WHAT IS REQUIRED |
Give every line back verbatim, dropping all images.

* Begin INPUT DATA *

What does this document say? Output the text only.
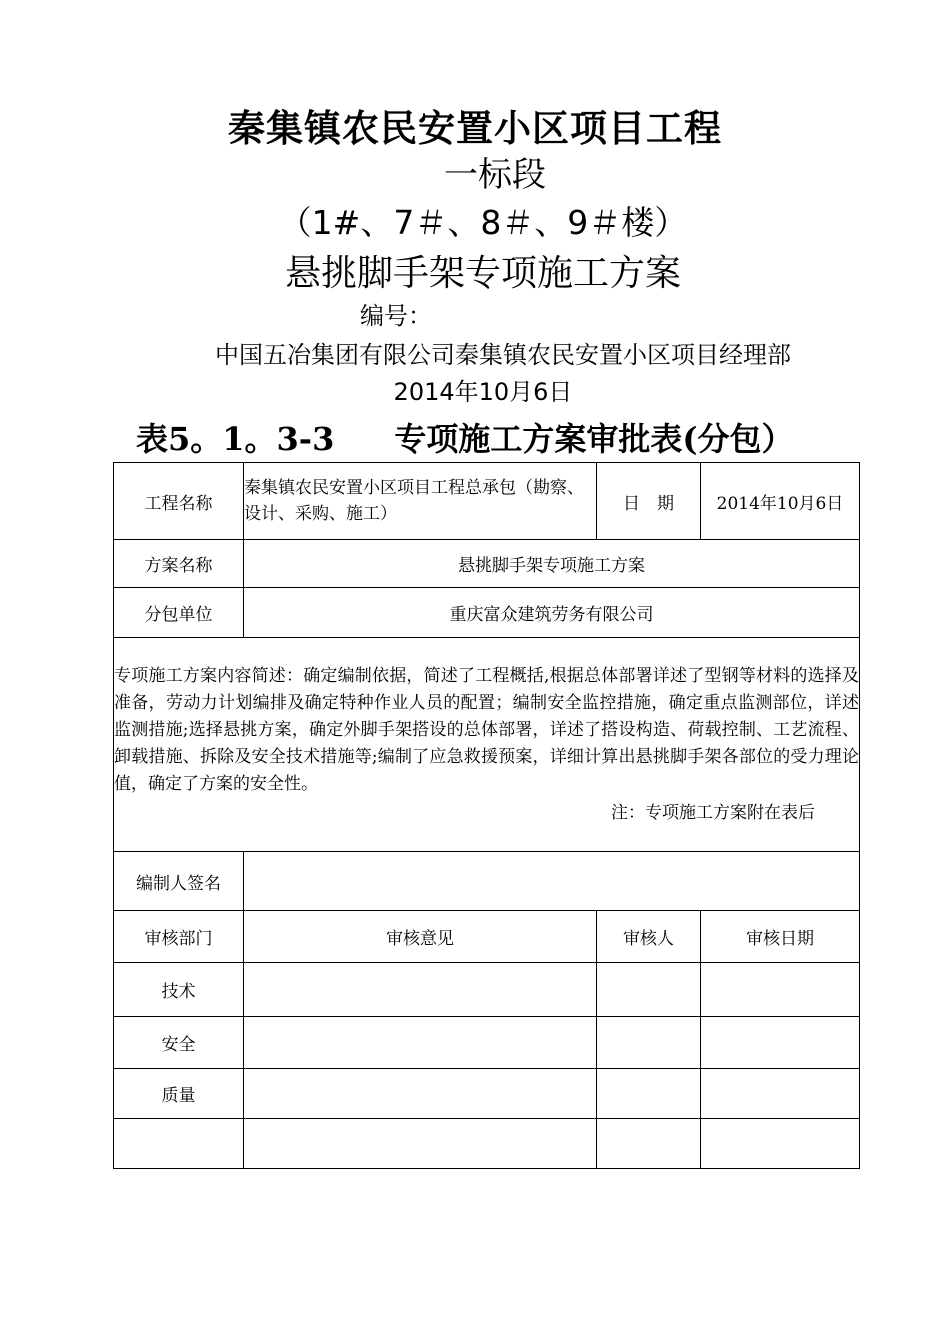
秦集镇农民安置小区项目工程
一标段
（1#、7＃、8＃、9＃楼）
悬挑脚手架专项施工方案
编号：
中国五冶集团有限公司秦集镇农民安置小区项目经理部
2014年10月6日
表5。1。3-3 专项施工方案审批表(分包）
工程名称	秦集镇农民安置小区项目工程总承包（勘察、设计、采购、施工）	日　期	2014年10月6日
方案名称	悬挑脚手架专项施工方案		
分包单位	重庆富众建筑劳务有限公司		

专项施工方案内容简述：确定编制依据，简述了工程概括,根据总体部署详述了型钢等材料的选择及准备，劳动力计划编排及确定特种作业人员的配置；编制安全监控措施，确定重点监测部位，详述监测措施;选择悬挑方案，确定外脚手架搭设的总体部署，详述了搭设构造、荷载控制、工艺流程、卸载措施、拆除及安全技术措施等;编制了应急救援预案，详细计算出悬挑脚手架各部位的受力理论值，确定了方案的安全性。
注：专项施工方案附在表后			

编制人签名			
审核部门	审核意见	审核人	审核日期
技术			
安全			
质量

* End INPUT DATA *

OUTPUT FOR THIS EXERCISE |
What does this document say? Output the text only.
秦集镇农民安置小区项目工程
一标段
（1#、7＃、8＃、9＃楼）
悬挑脚手架专项施工方案
编号：
中国五冶集团有限公司秦集镇农民安置小区项目经理部
2014年10月6日
表5。1。3-3 专项施工方案审批表(分包）
工程名称	秦集镇农民安置小区项目工程总承包（勘察、设计、采购、施工）	日　期	2014年10月6日
方案名称	悬挑脚手架专项施工方案		
分包单位	重庆富众建筑劳务有限公司		

专项施工方案内容简述：确定编制依据，简述了工程概括,根据总体部署详述了型钢等材料的选择及准备，劳动力计划编排及确定特种作业人员的配置；编制安全监控措施，确定重点监测部位，详述监测措施;选择悬挑方案，确定外脚手架搭设的总体部署，详述了搭设构造、荷载控制、工艺流程、卸载措施、拆除及安全技术措施等;编制了应急救援预案，详细计算出悬挑脚手架各部位的受力理论值，确定了方案的安全性。
注：专项施工方案附在表后			

编制人签名			
审核部门	审核意见	审核人	审核日期
技术			
安全			
质量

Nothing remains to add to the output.